WHAT IS REQUIRED
Return each entry exactly, with none missing.

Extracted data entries
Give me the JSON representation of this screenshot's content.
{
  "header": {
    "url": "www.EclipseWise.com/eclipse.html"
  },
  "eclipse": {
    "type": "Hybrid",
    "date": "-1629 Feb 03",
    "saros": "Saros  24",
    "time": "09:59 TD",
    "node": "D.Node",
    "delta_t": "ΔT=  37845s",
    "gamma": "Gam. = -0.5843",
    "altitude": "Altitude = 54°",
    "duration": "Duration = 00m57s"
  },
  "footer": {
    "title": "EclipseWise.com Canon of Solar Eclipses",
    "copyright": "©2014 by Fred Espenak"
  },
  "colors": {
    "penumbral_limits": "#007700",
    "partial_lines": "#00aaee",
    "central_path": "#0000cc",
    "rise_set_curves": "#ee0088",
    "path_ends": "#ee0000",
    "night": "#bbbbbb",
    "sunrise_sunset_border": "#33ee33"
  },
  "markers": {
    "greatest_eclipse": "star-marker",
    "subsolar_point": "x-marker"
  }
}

RESULT
Give me the JSON representation of this screenshot's content.
{
  "header": {
    "url": "www.EclipseWise.com/eclipse.html"
  },
  "eclipse": {
    "type": "Hybrid",
    "date": "-1629 Feb 03",
    "saros": "Saros  24",
    "time": "09:59 TD",
    "node": "D.Node",
    "delta_t": "ΔT=  37845s",
    "gamma": "Gam. = -0.5843",
    "altitude": "Altitude = 54°",
    "duration": "Duration = 00m57s"
  },
  "footer": {
    "title": "EclipseWise.com Canon of Solar Eclipses",
    "copyright": "©2014 by Fred Espenak"
  },
  "colors": {
    "penumbral_limits": "#007700",
    "partial_lines": "#00aaee",
    "central_path": "#0000cc",
    "rise_set_curves": "#ee0088",
    "path_ends": "#ee0000",
    "night": "#bbbbbb",
    "sunrise_sunset_border": "#33ee33"
  },
  "markers": {
    "greatest_eclipse": "star-marker",
    "subsolar_point": "x-marker"
  }
}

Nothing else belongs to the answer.